- [EXERCISE BRIEF]
Report, as a bare number, how many lines contain the string "ledviny".

......

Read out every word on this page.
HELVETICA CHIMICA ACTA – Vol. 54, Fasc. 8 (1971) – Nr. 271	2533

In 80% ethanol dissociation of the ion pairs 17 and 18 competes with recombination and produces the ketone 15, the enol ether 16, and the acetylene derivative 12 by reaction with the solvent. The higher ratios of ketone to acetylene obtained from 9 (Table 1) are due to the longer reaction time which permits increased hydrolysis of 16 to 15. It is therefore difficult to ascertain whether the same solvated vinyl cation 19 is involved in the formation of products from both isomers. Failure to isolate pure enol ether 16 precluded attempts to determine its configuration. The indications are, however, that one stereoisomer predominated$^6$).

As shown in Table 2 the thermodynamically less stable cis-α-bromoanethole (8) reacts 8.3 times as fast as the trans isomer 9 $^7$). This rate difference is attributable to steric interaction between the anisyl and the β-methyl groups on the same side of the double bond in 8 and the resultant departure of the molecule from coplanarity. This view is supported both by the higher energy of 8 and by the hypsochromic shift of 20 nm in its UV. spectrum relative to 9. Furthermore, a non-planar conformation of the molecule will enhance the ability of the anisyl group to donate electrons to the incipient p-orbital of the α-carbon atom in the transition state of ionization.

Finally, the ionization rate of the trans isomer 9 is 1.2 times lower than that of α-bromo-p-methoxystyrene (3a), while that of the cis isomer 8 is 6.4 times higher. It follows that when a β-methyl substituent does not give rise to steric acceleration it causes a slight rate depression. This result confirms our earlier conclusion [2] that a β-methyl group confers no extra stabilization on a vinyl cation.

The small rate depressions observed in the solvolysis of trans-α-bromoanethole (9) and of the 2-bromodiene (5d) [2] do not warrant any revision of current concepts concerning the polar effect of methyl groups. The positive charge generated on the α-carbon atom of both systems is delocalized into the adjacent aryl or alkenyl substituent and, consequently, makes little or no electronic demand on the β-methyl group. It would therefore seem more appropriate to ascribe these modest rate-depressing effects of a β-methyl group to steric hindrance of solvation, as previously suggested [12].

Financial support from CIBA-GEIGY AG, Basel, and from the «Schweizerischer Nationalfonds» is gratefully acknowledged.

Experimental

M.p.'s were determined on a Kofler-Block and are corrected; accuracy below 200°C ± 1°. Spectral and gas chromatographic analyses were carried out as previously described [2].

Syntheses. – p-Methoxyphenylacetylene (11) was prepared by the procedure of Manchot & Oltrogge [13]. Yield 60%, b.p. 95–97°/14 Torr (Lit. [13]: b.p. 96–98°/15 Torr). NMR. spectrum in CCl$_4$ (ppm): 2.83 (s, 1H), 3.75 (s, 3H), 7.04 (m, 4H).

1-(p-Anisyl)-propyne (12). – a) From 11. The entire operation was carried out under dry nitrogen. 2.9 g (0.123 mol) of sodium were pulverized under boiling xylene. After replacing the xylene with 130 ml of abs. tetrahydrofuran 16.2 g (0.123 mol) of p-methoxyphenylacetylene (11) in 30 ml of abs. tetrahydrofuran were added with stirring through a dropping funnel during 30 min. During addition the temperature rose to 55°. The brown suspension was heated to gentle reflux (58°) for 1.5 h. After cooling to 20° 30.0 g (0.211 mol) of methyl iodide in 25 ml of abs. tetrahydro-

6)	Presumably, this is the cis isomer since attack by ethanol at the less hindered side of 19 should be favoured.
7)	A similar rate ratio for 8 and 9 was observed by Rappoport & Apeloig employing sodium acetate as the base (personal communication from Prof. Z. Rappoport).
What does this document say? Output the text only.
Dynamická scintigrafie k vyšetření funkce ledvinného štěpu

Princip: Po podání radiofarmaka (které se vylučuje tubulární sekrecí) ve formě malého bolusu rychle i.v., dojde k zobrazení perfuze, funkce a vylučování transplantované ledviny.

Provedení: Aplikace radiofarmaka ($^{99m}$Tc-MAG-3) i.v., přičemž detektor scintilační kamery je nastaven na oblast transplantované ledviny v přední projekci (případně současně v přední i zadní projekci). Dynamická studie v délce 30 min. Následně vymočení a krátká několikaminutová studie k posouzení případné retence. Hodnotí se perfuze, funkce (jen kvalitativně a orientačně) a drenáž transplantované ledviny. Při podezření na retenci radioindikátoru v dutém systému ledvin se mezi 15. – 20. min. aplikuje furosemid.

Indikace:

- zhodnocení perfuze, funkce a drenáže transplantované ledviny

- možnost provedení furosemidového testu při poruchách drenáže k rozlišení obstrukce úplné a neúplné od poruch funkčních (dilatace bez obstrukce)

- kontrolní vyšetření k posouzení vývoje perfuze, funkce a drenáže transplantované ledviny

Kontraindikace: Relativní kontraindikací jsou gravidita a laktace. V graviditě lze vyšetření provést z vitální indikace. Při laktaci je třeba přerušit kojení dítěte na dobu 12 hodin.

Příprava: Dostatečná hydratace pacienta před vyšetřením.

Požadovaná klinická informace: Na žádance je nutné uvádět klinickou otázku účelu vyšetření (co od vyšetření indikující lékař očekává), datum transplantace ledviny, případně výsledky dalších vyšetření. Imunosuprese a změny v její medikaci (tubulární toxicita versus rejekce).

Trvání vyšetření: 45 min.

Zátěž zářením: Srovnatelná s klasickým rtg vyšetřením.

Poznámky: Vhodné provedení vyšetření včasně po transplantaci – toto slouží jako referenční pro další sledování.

......

- [FINISHED EXERCISE]
5